■ WHAT IS BEING ASKED
Reproduce all lines of the listing below in which the word "screenshot" occurs.

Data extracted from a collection
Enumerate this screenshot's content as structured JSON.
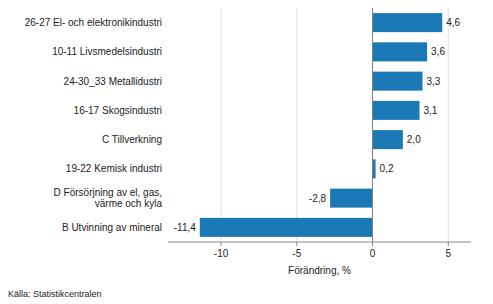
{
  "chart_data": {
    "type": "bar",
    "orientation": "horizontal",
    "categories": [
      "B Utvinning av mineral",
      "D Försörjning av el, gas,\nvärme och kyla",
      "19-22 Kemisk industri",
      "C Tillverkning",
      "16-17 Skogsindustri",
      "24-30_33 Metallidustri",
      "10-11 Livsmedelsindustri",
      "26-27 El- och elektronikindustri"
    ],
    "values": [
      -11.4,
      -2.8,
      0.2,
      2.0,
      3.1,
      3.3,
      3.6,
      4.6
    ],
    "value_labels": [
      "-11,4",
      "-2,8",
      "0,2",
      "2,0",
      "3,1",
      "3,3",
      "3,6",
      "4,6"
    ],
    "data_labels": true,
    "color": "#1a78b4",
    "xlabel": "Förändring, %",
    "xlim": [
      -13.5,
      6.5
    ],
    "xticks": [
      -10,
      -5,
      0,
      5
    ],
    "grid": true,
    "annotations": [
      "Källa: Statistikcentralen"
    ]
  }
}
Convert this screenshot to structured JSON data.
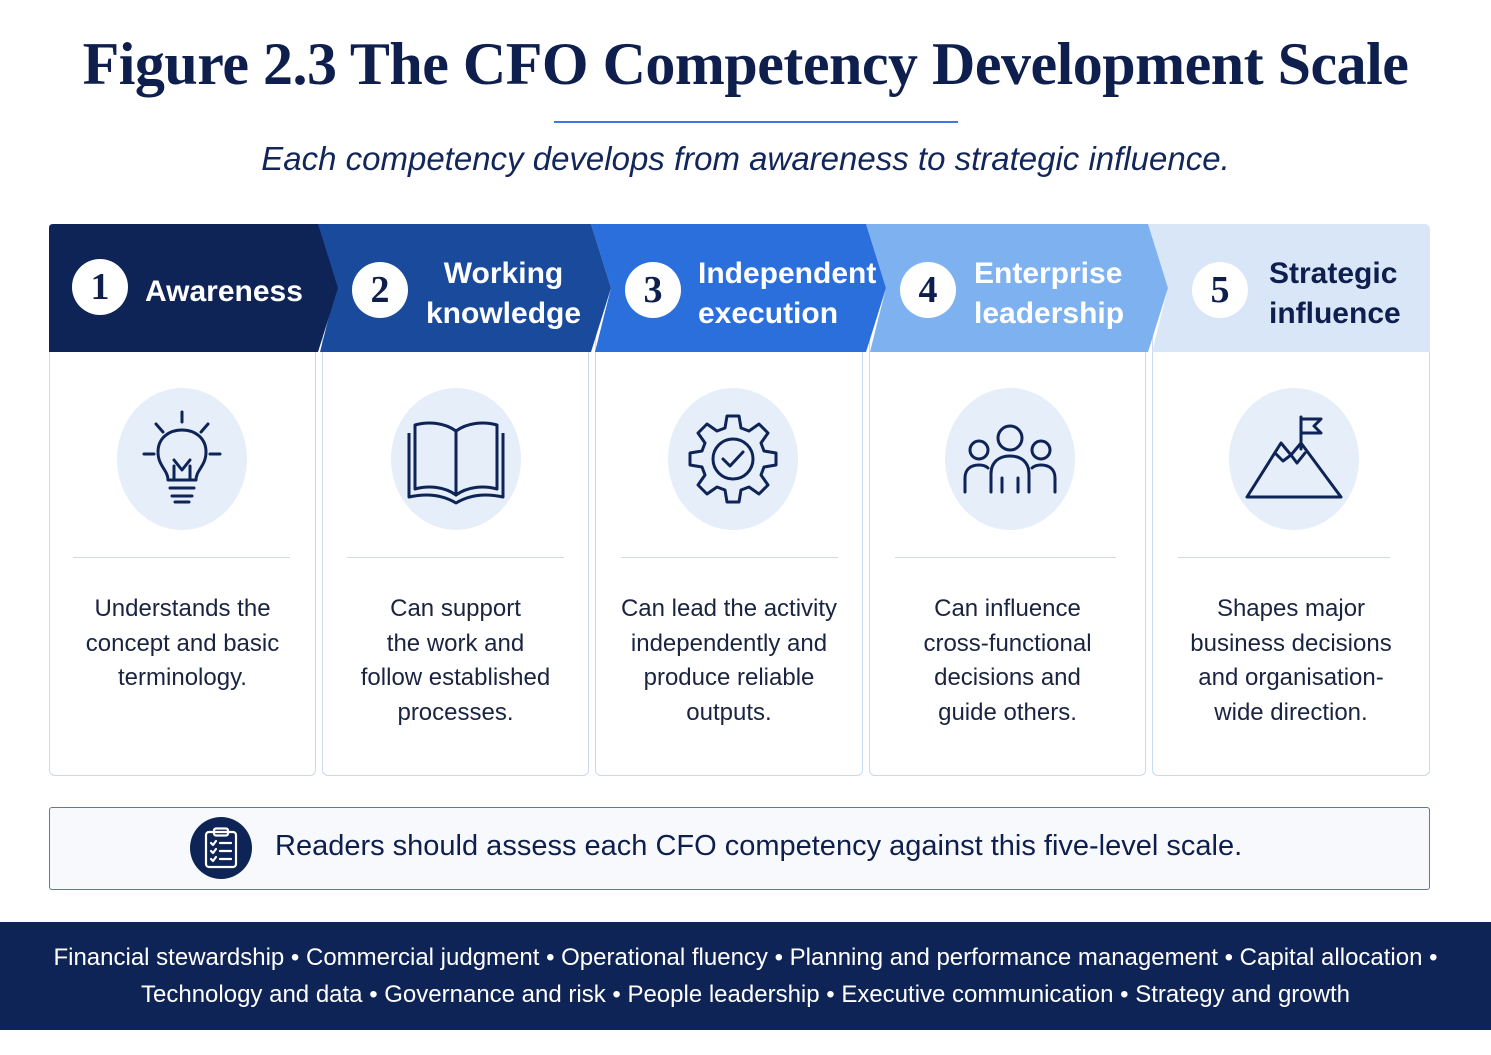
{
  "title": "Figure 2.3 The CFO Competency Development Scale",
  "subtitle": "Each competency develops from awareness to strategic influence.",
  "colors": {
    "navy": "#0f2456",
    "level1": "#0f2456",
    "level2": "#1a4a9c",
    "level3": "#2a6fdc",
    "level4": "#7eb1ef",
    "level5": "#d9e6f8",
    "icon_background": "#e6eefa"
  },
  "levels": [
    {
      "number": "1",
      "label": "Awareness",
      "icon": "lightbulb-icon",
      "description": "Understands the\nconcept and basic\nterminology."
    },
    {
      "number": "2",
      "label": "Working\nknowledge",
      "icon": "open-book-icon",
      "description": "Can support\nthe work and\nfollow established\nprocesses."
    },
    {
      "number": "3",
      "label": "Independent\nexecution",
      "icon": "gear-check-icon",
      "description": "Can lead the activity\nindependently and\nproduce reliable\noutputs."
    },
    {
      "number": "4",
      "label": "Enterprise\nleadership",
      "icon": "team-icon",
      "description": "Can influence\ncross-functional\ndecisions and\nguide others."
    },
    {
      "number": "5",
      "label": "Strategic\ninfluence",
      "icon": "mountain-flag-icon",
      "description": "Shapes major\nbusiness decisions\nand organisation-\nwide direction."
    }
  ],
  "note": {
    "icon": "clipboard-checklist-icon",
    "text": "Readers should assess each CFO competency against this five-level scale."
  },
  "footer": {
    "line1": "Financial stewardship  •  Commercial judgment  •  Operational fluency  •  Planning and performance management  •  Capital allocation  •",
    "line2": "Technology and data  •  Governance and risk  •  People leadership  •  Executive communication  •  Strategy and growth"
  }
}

■ RESPONSE TO THE EXERCISE
Enumerate this screenshot's content as structured JSON.
Convert this screenshot to structured JSON data.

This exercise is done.